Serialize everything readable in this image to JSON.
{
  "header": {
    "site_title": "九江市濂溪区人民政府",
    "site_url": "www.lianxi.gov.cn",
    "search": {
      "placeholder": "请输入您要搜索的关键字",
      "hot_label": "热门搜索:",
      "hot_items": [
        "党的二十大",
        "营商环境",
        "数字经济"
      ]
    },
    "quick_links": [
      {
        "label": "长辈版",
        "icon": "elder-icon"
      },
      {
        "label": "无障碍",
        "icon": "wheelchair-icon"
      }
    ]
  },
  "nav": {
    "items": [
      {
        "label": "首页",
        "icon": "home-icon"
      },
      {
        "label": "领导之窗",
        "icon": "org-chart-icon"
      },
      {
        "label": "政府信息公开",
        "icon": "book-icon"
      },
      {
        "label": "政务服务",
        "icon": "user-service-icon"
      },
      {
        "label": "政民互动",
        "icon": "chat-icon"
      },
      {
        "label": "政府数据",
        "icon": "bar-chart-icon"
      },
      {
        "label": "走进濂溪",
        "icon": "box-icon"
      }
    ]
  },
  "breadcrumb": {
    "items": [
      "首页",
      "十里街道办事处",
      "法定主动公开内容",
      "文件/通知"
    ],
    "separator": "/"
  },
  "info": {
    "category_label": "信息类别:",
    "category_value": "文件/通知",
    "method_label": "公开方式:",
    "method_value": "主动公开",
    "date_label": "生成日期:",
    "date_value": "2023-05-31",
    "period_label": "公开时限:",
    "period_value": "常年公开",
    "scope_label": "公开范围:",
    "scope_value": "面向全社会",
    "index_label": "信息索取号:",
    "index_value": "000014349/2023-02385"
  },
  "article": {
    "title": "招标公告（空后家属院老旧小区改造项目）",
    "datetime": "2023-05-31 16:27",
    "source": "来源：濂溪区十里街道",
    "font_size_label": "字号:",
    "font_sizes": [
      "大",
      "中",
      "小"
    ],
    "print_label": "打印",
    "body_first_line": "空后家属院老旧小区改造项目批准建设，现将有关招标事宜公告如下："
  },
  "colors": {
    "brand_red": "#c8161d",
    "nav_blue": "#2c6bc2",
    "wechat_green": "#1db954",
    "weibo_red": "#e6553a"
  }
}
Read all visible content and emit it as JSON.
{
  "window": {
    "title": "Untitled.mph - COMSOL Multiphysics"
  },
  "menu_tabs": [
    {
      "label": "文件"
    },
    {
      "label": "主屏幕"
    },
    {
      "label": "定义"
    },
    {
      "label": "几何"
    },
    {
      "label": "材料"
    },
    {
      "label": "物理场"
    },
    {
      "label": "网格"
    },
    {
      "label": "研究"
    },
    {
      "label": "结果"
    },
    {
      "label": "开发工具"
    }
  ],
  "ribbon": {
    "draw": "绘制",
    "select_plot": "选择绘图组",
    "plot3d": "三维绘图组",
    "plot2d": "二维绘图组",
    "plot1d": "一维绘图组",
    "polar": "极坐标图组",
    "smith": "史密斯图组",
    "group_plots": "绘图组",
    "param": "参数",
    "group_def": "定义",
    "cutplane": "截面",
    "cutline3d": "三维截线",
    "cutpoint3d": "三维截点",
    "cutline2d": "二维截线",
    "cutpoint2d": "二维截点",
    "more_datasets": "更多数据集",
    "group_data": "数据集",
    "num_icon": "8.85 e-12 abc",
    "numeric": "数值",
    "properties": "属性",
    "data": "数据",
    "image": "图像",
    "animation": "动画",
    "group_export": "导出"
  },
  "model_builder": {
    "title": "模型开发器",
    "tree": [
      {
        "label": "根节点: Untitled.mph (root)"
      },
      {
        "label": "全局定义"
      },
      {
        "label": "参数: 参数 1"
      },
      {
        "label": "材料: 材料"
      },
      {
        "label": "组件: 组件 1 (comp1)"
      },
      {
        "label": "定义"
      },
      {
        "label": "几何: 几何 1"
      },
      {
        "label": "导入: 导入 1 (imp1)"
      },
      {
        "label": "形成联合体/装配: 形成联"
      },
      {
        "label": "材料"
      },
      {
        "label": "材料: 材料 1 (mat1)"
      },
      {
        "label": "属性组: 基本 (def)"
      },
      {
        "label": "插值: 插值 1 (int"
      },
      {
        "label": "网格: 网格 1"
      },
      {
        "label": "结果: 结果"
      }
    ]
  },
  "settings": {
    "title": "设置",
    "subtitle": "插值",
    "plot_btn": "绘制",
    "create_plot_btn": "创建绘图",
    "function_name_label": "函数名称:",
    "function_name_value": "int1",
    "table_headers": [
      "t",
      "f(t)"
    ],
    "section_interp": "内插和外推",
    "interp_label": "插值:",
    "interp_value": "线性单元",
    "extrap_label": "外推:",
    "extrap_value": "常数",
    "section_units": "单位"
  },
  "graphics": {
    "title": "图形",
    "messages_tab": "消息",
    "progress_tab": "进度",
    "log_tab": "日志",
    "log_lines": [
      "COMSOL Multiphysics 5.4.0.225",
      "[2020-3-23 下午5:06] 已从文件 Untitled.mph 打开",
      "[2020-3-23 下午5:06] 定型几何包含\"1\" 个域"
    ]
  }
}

+--

Given exercise →
Only the number is wanted: how many lines above include the word "COMSOL"?

Full output →
2